* Provided records
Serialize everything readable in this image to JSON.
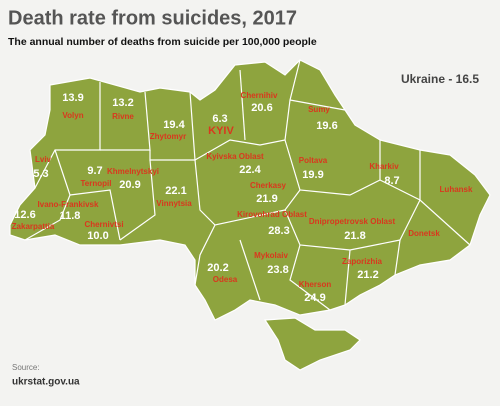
{
  "header": {
    "title": "Death rate from suicides, 2017",
    "subtitle": "The annual number of deaths from suicide per 100,000 people"
  },
  "national": "Ukraine - 16.5",
  "regions": [
    {
      "name": "Volyn",
      "value": "13.9"
    },
    {
      "name": "Rivne",
      "value": "13.2"
    },
    {
      "name": "Zhytomyr",
      "value": "19.4"
    },
    {
      "name": "KYIV",
      "value": "6.3"
    },
    {
      "name": "Chernihiv",
      "value": "20.6"
    },
    {
      "name": "Sumy",
      "value": "19.6"
    },
    {
      "name": "Lviv",
      "value": "5.3"
    },
    {
      "name": "Ternopil",
      "value": "9.7"
    },
    {
      "name": "Khmelnytskyi",
      "value": "20.9"
    },
    {
      "name": "Kyivska Oblast",
      "value": "22.4"
    },
    {
      "name": "Poltava",
      "value": "19.9"
    },
    {
      "name": "Kharkiv",
      "value": "8.7"
    },
    {
      "name": "Luhansk"
    },
    {
      "name": "Vinnytsia",
      "value": "22.1"
    },
    {
      "name": "Cherkasy",
      "value": "21.9"
    },
    {
      "name": "Ivano-Frankivsk",
      "value": "11.8"
    },
    {
      "name": "Zakarpattia",
      "value": "12.6"
    },
    {
      "name": "Chernivtsi",
      "value": "10.0"
    },
    {
      "name": "Kirovohrad Oblast",
      "value": "28.3"
    },
    {
      "name": "Dnipropetrovsk Oblast",
      "value": "21.8"
    },
    {
      "name": "Donetsk"
    },
    {
      "name": "Odesa",
      "value": "20.2"
    },
    {
      "name": "Mykolaiv",
      "value": "23.8"
    },
    {
      "name": "Zaporizhia",
      "value": "21.2"
    },
    {
      "name": "Kherson",
      "value": "24.9"
    }
  ],
  "source": {
    "label": "Source:",
    "url": "ukrstat.gov.ua"
  }
}
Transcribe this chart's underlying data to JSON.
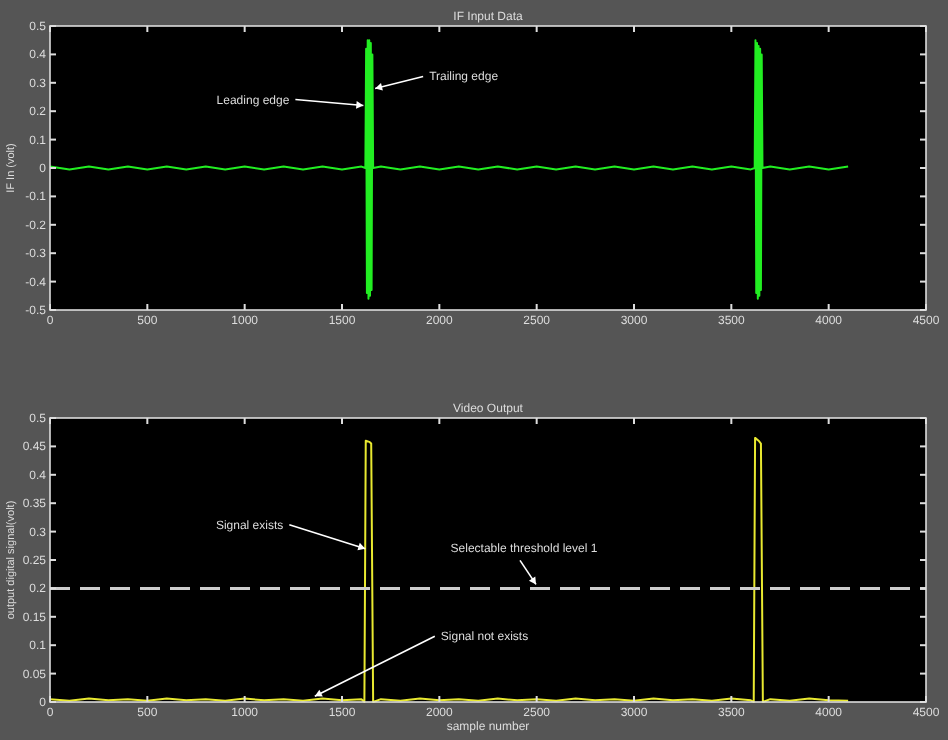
{
  "chart_data": [
    {
      "type": "line",
      "title": "IF Input Data",
      "ylabel": "IF In (volt)",
      "xlim": [
        0,
        4500
      ],
      "xticks": [
        0,
        500,
        1000,
        1500,
        2000,
        2500,
        3000,
        3500,
        4000,
        4500
      ],
      "ylim": [
        -0.5,
        0.5
      ],
      "yticks": [
        -0.5,
        -0.4,
        -0.3,
        -0.2,
        -0.1,
        0,
        0.1,
        0.2,
        0.3,
        0.4,
        0.5
      ],
      "grid": false,
      "series": [
        {
          "color": "#22ee22",
          "x": [
            0,
            100,
            200,
            300,
            400,
            500,
            600,
            700,
            800,
            900,
            1000,
            1100,
            1200,
            1300,
            1400,
            1500,
            1600,
            1620,
            1624,
            1628,
            1632,
            1636,
            1640,
            1644,
            1648,
            1652,
            1656,
            1660,
            1700,
            1800,
            1900,
            2000,
            2100,
            2200,
            2300,
            2400,
            2500,
            2600,
            2700,
            2800,
            2900,
            3000,
            3100,
            3200,
            3300,
            3400,
            3500,
            3600,
            3620,
            3624,
            3628,
            3632,
            3636,
            3640,
            3644,
            3648,
            3652,
            3656,
            3660,
            3700,
            3800,
            3900,
            4000,
            4100
          ],
          "values": [
            0.005,
            -0.005,
            0.005,
            -0.005,
            0.005,
            -0.005,
            0.005,
            -0.005,
            0.005,
            -0.005,
            0.005,
            -0.005,
            0.005,
            -0.005,
            0.005,
            -0.005,
            0.005,
            0,
            0.42,
            -0.44,
            0.45,
            -0.46,
            0.45,
            -0.45,
            0.44,
            -0.43,
            0.4,
            0,
            0.005,
            -0.005,
            0.005,
            -0.005,
            0.005,
            -0.005,
            0.005,
            -0.005,
            0.005,
            -0.005,
            0.005,
            -0.005,
            0.005,
            -0.005,
            0.005,
            -0.005,
            0.005,
            -0.005,
            0.005,
            -0.005,
            0,
            0.45,
            -0.44,
            0.44,
            -0.46,
            0.43,
            -0.45,
            0.42,
            -0.43,
            0.4,
            0,
            0.005,
            -0.005,
            0.005,
            -0.005,
            0.005
          ]
        }
      ],
      "annotations": [
        {
          "text": "Leading edge",
          "x": 1620,
          "y": 0.22
        },
        {
          "text": "Trailing edge",
          "x": 1660,
          "y": 0.28
        }
      ]
    },
    {
      "type": "line",
      "title": "Video Output",
      "xlabel": "sample number",
      "ylabel": "output digital signal(volt)",
      "xlim": [
        0,
        4500
      ],
      "xticks": [
        0,
        500,
        1000,
        1500,
        2000,
        2500,
        3000,
        3500,
        4000,
        4500
      ],
      "ylim": [
        0,
        0.5
      ],
      "yticks": [
        0,
        0.05,
        0.1,
        0.15,
        0.2,
        0.25,
        0.3,
        0.35,
        0.4,
        0.45,
        0.5
      ],
      "grid": false,
      "series": [
        {
          "color": "#e8e830",
          "x": [
            0,
            100,
            200,
            300,
            400,
            500,
            600,
            700,
            800,
            900,
            1000,
            1100,
            1200,
            1300,
            1400,
            1500,
            1600,
            1615,
            1622,
            1640,
            1650,
            1660,
            1700,
            1800,
            1900,
            2000,
            2100,
            2200,
            2300,
            2400,
            2500,
            2600,
            2700,
            2800,
            2900,
            3000,
            3100,
            3200,
            3300,
            3400,
            3500,
            3600,
            3615,
            3622,
            3640,
            3652,
            3662,
            3700,
            3800,
            3900,
            4000,
            4100
          ],
          "values": [
            0.005,
            0.002,
            0.006,
            0.003,
            0.005,
            0.002,
            0.006,
            0.003,
            0.005,
            0.002,
            0.006,
            0.003,
            0.005,
            0.002,
            0.006,
            0.003,
            0.005,
            0,
            0.46,
            0.458,
            0.455,
            0,
            0.005,
            0.002,
            0.006,
            0.003,
            0.005,
            0.002,
            0.006,
            0.003,
            0.005,
            0.002,
            0.006,
            0.003,
            0.005,
            0.002,
            0.006,
            0.003,
            0.005,
            0.002,
            0.006,
            0.003,
            0,
            0.465,
            0.46,
            0.455,
            0,
            0.005,
            0.002,
            0.006,
            0.003,
            0.002
          ]
        }
      ],
      "ref_lines": [
        {
          "axis": "y",
          "value": 0.2,
          "label": "Selectable threshold level 1",
          "color": "#cccccc",
          "line_style": "dashed"
        }
      ],
      "annotations": [
        {
          "text": "Signal exists",
          "x": 1630,
          "y": 0.27
        },
        {
          "text": "Signal not exists",
          "x": 1350,
          "y": 0.01
        }
      ]
    }
  ]
}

* Given problem
All lines that include "exists" are to be gathered and copied.

* Full answer
          "text": "Signal exists",
          "text": "Signal not exists",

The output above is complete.